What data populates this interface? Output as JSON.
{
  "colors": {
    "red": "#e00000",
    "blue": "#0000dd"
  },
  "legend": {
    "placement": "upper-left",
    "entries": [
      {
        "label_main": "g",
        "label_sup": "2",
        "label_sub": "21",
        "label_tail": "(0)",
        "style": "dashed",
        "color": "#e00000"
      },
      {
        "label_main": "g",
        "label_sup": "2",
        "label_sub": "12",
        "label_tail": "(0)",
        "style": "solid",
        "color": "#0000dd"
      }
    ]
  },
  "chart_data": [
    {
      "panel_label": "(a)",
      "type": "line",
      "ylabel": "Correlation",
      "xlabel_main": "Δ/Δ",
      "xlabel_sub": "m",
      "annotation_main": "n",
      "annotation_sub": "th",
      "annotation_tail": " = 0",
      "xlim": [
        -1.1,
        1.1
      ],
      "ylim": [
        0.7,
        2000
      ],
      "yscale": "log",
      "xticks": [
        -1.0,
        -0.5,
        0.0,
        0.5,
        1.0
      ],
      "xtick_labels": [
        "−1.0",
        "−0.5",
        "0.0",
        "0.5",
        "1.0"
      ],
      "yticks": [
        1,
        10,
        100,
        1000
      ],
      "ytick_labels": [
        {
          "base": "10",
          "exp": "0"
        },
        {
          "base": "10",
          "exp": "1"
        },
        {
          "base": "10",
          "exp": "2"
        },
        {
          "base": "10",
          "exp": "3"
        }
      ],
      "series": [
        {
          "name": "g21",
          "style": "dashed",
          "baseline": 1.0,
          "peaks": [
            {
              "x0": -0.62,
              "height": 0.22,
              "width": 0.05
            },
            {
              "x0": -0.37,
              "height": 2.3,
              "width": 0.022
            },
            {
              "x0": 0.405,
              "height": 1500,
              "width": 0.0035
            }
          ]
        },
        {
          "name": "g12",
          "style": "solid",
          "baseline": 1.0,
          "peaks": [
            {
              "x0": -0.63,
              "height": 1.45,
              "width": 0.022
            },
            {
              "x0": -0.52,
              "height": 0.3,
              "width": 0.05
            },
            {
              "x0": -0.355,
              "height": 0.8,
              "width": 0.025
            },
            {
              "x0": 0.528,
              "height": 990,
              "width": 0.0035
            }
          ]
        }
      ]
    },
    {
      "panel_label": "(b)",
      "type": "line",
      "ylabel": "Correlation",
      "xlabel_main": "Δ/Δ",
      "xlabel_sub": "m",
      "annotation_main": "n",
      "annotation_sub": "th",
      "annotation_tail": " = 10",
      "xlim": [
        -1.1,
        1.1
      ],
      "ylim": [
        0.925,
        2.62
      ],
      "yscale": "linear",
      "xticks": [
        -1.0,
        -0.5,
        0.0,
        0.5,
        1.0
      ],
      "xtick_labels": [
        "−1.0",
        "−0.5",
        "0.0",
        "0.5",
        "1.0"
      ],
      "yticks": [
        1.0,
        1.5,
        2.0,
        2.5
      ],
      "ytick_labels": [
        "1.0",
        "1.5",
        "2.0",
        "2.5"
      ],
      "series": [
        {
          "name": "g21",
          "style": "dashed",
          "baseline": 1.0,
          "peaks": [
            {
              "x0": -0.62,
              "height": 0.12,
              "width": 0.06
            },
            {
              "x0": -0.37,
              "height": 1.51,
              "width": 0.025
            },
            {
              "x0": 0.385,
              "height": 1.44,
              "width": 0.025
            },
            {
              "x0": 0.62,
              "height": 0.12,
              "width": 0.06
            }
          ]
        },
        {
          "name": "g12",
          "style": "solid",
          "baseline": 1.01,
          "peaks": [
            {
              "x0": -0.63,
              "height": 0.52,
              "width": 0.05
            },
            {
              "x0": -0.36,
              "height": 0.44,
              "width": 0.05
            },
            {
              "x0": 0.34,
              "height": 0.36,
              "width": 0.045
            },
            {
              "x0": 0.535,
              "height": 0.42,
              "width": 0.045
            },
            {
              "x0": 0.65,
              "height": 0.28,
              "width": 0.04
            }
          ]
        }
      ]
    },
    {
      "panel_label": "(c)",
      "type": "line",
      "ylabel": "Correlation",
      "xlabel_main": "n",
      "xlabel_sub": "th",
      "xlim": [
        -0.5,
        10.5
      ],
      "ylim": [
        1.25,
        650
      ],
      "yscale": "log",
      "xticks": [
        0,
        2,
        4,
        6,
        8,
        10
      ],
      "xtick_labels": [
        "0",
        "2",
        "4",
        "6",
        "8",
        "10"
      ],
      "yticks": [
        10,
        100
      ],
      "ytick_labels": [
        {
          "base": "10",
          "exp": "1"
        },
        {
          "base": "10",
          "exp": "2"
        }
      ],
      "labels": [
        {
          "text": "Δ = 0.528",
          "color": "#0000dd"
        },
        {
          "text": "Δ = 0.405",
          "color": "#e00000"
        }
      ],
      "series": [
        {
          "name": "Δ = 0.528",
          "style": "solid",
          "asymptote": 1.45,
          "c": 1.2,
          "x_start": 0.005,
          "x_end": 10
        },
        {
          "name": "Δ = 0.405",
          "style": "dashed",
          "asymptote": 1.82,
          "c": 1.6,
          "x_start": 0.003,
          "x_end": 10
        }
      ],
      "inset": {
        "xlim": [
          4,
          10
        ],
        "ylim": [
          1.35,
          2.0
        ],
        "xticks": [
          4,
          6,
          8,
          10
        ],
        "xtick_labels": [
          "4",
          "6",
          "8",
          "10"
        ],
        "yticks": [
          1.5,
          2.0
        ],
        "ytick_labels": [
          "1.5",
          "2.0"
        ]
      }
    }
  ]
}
_____
Required task: Give all the entries again exactly; leave none out.

Exercise output:
What data populates this interface? Output as JSON.
{
  "colors": {
    "red": "#e00000",
    "blue": "#0000dd"
  },
  "legend": {
    "placement": "upper-left",
    "entries": [
      {
        "label_main": "g",
        "label_sup": "2",
        "label_sub": "21",
        "label_tail": "(0)",
        "style": "dashed",
        "color": "#e00000"
      },
      {
        "label_main": "g",
        "label_sup": "2",
        "label_sub": "12",
        "label_tail": "(0)",
        "style": "solid",
        "color": "#0000dd"
      }
    ]
  },
  "chart_data": [
    {
      "panel_label": "(a)",
      "type": "line",
      "ylabel": "Correlation",
      "xlabel_main": "Δ/Δ",
      "xlabel_sub": "m",
      "annotation_main": "n",
      "annotation_sub": "th",
      "annotation_tail": " = 0",
      "xlim": [
        -1.1,
        1.1
      ],
      "ylim": [
        0.7,
        2000
      ],
      "yscale": "log",
      "xticks": [
        -1.0,
        -0.5,
        0.0,
        0.5,
        1.0
      ],
      "xtick_labels": [
        "−1.0",
        "−0.5",
        "0.0",
        "0.5",
        "1.0"
      ],
      "yticks": [
        1,
        10,
        100,
        1000
      ],
      "ytick_labels": [
        {
          "base": "10",
          "exp": "0"
        },
        {
          "base": "10",
          "exp": "1"
        },
        {
          "base": "10",
          "exp": "2"
        },
        {
          "base": "10",
          "exp": "3"
        }
      ],
      "series": [
        {
          "name": "g21",
          "style": "dashed",
          "baseline": 1.0,
          "peaks": [
            {
              "x0": -0.62,
              "height": 0.22,
              "width": 0.05
            },
            {
              "x0": -0.37,
              "height": 2.3,
              "width": 0.022
            },
            {
              "x0": 0.405,
              "height": 1500,
              "width": 0.0035
            }
          ]
        },
        {
          "name": "g12",
          "style": "solid",
          "baseline": 1.0,
          "peaks": [
            {
              "x0": -0.63,
              "height": 1.45,
              "width": 0.022
            },
            {
              "x0": -0.52,
              "height": 0.3,
              "width": 0.05
            },
            {
              "x0": -0.355,
              "height": 0.8,
              "width": 0.025
            },
            {
              "x0": 0.528,
              "height": 990,
              "width": 0.0035
            }
          ]
        }
      ]
    },
    {
      "panel_label": "(b)",
      "type": "line",
      "ylabel": "Correlation",
      "xlabel_main": "Δ/Δ",
      "xlabel_sub": "m",
      "annotation_main": "n",
      "annotation_sub": "th",
      "annotation_tail": " = 10",
      "xlim": [
        -1.1,
        1.1
      ],
      "ylim": [
        0.925,
        2.62
      ],
      "yscale": "linear",
      "xticks": [
        -1.0,
        -0.5,
        0.0,
        0.5,
        1.0
      ],
      "xtick_labels": [
        "−1.0",
        "−0.5",
        "0.0",
        "0.5",
        "1.0"
      ],
      "yticks": [
        1.0,
        1.5,
        2.0,
        2.5
      ],
      "ytick_labels": [
        "1.0",
        "1.5",
        "2.0",
        "2.5"
      ],
      "series": [
        {
          "name": "g21",
          "style": "dashed",
          "baseline": 1.0,
          "peaks": [
            {
              "x0": -0.62,
              "height": 0.12,
              "width": 0.06
            },
            {
              "x0": -0.37,
              "height": 1.51,
              "width": 0.025
            },
            {
              "x0": 0.385,
              "height": 1.44,
              "width": 0.025
            },
            {
              "x0": 0.62,
              "height": 0.12,
              "width": 0.06
            }
          ]
        },
        {
          "name": "g12",
          "style": "solid",
          "baseline": 1.01,
          "peaks": [
            {
              "x0": -0.63,
              "height": 0.52,
              "width": 0.05
            },
            {
              "x0": -0.36,
              "height": 0.44,
              "width": 0.05
            },
            {
              "x0": 0.34,
              "height": 0.36,
              "width": 0.045
            },
            {
              "x0": 0.535,
              "height": 0.42,
              "width": 0.045
            },
            {
              "x0": 0.65,
              "height": 0.28,
              "width": 0.04
            }
          ]
        }
      ]
    },
    {
      "panel_label": "(c)",
      "type": "line",
      "ylabel": "Correlation",
      "xlabel_main": "n",
      "xlabel_sub": "th",
      "xlim": [
        -0.5,
        10.5
      ],
      "ylim": [
        1.25,
        650
      ],
      "yscale": "log",
      "xticks": [
        0,
        2,
        4,
        6,
        8,
        10
      ],
      "xtick_labels": [
        "0",
        "2",
        "4",
        "6",
        "8",
        "10"
      ],
      "yticks": [
        10,
        100
      ],
      "ytick_labels": [
        {
          "base": "10",
          "exp": "1"
        },
        {
          "base": "10",
          "exp": "2"
        }
      ],
      "labels": [
        {
          "text": "Δ = 0.528",
          "color": "#0000dd"
        },
        {
          "text": "Δ = 0.405",
          "color": "#e00000"
        }
      ],
      "series": [
        {
          "name": "Δ = 0.528",
          "style": "solid",
          "asymptote": 1.45,
          "c": 1.2,
          "x_start": 0.005,
          "x_end": 10
        },
        {
          "name": "Δ = 0.405",
          "style": "dashed",
          "asymptote": 1.82,
          "c": 1.6,
          "x_start": 0.003,
          "x_end": 10
        }
      ],
      "inset": {
        "xlim": [
          4,
          10
        ],
        "ylim": [
          1.35,
          2.0
        ],
        "xticks": [
          4,
          6,
          8,
          10
        ],
        "xtick_labels": [
          "4",
          "6",
          "8",
          "10"
        ],
        "yticks": [
          1.5,
          2.0
        ],
        "ytick_labels": [
          "1.5",
          "2.0"
        ]
      }
    }
  ]
}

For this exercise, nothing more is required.